Write out all the material exactly. Leave nothing out.

—————

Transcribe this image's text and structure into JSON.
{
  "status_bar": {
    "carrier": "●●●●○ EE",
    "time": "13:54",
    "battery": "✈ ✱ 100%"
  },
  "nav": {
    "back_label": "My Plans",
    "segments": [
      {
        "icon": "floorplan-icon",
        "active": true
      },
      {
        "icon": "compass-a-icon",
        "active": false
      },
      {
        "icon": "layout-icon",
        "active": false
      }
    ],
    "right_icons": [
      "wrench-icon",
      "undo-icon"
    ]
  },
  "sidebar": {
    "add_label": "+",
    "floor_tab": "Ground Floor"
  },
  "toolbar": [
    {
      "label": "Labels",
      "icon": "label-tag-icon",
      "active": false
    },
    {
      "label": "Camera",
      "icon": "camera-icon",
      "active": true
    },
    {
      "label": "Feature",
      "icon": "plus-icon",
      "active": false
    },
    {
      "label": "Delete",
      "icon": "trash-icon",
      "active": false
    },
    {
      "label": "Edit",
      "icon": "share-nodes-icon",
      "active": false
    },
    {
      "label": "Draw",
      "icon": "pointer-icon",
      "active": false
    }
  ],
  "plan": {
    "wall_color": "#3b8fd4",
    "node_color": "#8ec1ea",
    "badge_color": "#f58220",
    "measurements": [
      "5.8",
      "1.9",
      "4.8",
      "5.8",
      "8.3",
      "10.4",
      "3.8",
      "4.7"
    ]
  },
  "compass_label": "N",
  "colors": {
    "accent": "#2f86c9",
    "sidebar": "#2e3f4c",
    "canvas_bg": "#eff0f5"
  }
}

—————

> [Complete response]:
Transcribe this image's text and structure into JSON.
{
  "status_bar": {
    "carrier": "●●●●○ EE",
    "time": "13:54",
    "battery": "✈ ✱ 100%"
  },
  "nav": {
    "back_label": "My Plans",
    "segments": [
      {
        "icon": "floorplan-icon",
        "active": true
      },
      {
        "icon": "compass-a-icon",
        "active": false
      },
      {
        "icon": "layout-icon",
        "active": false
      }
    ],
    "right_icons": [
      "wrench-icon",
      "undo-icon"
    ]
  },
  "sidebar": {
    "add_label": "+",
    "floor_tab": "Ground Floor"
  },
  "toolbar": [
    {
      "label": "Labels",
      "icon": "label-tag-icon",
      "active": false
    },
    {
      "label": "Camera",
      "icon": "camera-icon",
      "active": true
    },
    {
      "label": "Feature",
      "icon": "plus-icon",
      "active": false
    },
    {
      "label": "Delete",
      "icon": "trash-icon",
      "active": false
    },
    {
      "label": "Edit",
      "icon": "share-nodes-icon",
      "active": false
    },
    {
      "label": "Draw",
      "icon": "pointer-icon",
      "active": false
    }
  ],
  "plan": {
    "wall_color": "#3b8fd4",
    "node_color": "#8ec1ea",
    "badge_color": "#f58220",
    "measurements": [
      "5.8",
      "1.9",
      "4.8",
      "5.8",
      "8.3",
      "10.4",
      "3.8",
      "4.7"
    ]
  },
  "compass_label": "N",
  "colors": {
    "accent": "#2f86c9",
    "sidebar": "#2e3f4c",
    "canvas_bg": "#eff0f5"
  }
}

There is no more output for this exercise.